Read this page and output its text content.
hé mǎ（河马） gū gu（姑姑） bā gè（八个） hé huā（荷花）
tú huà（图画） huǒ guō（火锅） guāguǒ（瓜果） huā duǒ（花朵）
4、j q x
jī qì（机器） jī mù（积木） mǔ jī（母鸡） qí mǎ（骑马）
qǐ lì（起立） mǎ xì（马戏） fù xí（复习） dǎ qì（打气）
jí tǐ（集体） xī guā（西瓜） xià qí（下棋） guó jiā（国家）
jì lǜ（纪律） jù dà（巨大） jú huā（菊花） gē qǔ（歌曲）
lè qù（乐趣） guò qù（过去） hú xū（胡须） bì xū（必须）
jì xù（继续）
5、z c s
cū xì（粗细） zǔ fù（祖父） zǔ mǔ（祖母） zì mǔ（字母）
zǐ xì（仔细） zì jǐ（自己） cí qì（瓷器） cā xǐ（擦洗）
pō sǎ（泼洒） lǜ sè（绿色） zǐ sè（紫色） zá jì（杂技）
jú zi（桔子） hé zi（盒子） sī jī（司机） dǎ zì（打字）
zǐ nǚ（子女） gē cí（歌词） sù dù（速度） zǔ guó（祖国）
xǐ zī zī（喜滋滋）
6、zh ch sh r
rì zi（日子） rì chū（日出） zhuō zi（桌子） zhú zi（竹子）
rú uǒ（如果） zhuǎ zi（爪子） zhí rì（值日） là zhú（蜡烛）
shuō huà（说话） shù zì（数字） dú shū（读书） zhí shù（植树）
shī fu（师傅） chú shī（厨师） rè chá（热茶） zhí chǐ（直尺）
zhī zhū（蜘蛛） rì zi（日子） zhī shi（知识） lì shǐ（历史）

* * *

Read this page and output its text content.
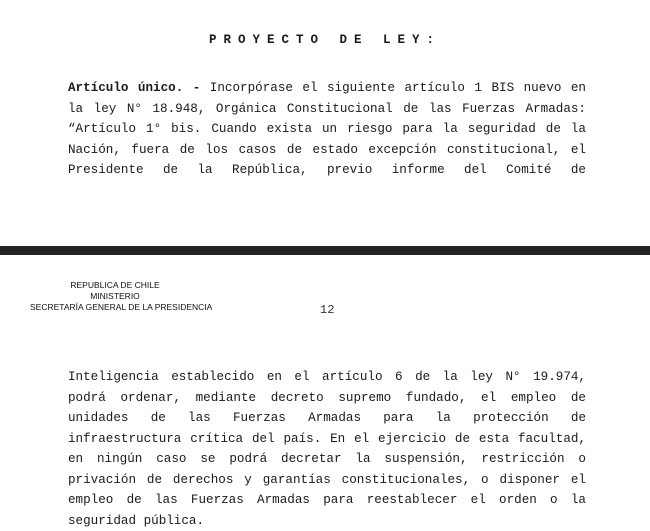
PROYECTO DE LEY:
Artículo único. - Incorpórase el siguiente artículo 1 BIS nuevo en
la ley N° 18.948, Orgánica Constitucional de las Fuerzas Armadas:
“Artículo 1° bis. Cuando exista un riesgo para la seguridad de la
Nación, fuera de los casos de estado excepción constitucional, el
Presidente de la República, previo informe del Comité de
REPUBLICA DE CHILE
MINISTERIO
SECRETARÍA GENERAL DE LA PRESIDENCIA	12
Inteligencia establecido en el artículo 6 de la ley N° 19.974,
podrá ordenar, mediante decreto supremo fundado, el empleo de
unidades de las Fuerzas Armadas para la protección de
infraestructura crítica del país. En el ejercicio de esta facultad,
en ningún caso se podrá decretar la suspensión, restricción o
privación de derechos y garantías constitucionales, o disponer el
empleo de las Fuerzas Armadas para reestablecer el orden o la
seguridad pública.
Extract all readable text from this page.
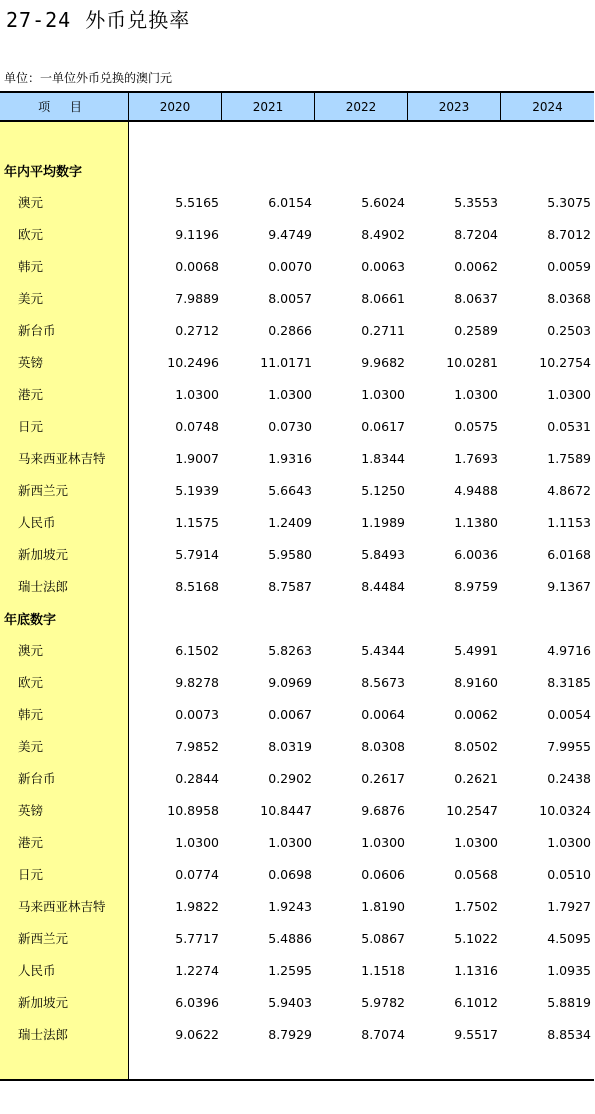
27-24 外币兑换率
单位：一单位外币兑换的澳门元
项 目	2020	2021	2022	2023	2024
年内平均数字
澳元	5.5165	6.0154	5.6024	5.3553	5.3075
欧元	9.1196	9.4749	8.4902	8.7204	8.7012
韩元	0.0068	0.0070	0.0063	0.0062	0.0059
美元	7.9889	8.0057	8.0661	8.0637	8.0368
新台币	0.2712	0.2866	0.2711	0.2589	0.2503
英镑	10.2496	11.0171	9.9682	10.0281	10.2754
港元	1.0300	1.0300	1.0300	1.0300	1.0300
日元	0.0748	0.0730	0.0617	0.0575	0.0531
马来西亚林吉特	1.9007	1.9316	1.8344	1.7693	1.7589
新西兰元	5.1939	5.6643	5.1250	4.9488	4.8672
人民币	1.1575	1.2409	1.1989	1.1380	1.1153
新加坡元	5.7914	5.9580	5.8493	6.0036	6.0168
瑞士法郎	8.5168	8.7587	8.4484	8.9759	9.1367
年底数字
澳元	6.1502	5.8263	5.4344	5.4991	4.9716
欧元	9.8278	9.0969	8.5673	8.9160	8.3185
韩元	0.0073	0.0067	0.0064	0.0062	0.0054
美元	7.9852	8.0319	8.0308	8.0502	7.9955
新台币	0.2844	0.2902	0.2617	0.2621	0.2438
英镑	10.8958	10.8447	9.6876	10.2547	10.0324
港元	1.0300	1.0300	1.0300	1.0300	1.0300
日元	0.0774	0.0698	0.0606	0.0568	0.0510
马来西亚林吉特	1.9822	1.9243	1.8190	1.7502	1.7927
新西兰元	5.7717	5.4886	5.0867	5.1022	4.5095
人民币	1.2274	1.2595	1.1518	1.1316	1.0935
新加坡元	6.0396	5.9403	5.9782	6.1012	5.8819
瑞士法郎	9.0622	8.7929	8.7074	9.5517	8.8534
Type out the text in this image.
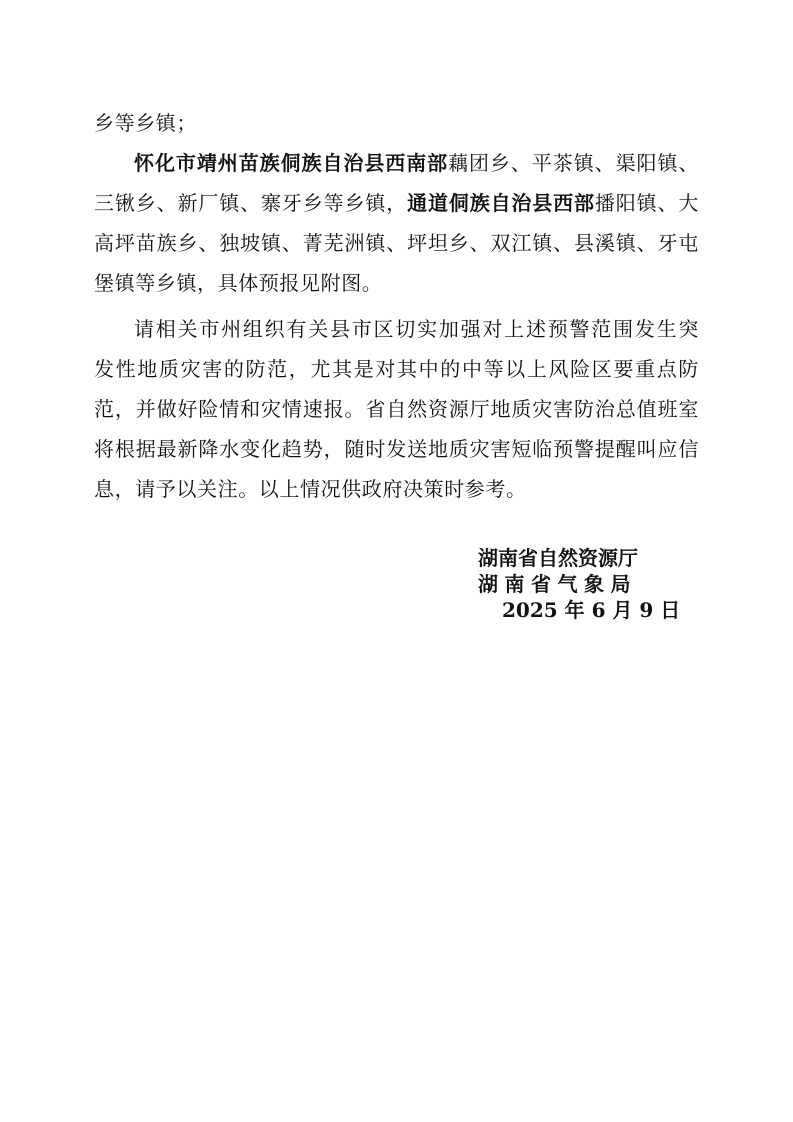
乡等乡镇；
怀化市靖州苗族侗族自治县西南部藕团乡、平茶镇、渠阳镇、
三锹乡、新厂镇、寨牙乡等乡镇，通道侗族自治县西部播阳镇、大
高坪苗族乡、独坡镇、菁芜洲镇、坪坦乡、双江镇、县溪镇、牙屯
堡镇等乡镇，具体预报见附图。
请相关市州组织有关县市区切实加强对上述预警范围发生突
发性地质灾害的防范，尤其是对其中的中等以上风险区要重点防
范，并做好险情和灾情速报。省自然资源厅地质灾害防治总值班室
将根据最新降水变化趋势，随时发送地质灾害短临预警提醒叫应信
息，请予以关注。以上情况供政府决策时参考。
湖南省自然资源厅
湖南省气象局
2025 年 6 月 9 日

▶ Task requirements: Collect each line of the entries that has the word "马来西亚林吉特", copying it in full.

▶ Reply to the task:
马来西亚林吉特	1.9007	1.9316	1.8344	1.7693	1.7589
马来西亚林吉特	1.9822	1.9243	1.8190	1.7502	1.7927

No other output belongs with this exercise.